--- START Source data ---
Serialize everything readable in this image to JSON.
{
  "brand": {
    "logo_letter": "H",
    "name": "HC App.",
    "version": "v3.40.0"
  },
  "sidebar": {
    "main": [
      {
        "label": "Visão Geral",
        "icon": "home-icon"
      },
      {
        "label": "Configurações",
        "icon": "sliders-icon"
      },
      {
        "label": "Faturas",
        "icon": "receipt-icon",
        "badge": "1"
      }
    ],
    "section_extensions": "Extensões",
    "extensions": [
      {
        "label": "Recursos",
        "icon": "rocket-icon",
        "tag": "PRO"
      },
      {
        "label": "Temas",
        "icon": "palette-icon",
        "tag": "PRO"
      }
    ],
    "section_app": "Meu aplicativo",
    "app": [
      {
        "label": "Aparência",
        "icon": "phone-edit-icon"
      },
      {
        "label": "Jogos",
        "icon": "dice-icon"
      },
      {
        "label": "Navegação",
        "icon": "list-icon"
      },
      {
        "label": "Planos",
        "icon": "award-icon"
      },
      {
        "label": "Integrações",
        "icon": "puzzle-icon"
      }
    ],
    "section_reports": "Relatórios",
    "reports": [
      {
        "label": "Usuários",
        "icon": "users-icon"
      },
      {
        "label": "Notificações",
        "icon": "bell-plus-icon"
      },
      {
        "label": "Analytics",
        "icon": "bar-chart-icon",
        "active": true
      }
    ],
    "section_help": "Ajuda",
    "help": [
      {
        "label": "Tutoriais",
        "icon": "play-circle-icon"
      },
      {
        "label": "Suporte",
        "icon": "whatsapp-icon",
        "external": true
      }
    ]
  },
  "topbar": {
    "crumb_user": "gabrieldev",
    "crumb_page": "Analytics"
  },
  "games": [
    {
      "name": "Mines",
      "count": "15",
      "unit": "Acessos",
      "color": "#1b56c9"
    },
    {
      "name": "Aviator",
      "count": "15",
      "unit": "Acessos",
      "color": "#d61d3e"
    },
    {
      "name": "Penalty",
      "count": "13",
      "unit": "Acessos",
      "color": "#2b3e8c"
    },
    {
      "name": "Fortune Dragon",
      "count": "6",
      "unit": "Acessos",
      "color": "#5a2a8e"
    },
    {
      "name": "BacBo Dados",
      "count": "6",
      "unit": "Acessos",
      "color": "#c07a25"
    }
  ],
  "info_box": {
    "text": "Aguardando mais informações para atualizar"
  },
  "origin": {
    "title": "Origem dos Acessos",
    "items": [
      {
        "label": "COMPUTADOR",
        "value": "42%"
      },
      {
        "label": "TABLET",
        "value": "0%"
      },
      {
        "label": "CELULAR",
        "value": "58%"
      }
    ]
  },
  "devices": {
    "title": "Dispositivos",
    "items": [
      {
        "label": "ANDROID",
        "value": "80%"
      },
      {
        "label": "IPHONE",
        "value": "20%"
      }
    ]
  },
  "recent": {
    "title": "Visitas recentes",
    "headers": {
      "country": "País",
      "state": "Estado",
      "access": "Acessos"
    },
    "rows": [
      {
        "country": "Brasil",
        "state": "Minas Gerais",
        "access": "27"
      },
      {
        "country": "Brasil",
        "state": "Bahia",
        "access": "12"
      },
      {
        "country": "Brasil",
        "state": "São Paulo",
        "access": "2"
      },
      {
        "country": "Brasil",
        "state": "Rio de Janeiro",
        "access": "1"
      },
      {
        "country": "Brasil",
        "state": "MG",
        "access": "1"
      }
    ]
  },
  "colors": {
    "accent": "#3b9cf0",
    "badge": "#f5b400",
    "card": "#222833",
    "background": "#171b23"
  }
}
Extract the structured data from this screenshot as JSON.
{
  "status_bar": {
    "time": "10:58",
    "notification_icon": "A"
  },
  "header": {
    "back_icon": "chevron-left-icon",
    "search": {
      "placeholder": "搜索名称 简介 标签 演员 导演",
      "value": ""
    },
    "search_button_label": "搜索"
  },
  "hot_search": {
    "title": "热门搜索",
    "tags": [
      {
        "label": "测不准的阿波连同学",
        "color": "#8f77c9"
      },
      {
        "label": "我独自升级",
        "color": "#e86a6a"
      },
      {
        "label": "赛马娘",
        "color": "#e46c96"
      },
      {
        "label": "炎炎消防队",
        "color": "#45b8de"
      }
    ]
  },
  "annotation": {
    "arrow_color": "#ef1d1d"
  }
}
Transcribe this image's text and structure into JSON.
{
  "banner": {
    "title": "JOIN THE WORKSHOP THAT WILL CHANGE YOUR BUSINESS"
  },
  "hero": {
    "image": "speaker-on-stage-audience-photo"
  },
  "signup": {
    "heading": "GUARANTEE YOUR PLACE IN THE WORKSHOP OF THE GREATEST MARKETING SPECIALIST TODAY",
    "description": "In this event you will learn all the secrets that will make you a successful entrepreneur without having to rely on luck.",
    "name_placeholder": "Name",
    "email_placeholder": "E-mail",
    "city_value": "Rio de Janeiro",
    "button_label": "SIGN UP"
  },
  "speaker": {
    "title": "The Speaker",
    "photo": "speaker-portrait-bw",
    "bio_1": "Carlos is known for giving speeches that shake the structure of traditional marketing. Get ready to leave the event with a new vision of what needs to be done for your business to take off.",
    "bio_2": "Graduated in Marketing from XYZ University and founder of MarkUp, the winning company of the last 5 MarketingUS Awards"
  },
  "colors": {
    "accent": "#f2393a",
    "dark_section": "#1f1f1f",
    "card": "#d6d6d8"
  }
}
--- END Source data ---
Copy out every line where the word "photo" occurs.

    "image": "speaker-on-stage-audience-photo"
    "photo": "speaker-portrait-bw",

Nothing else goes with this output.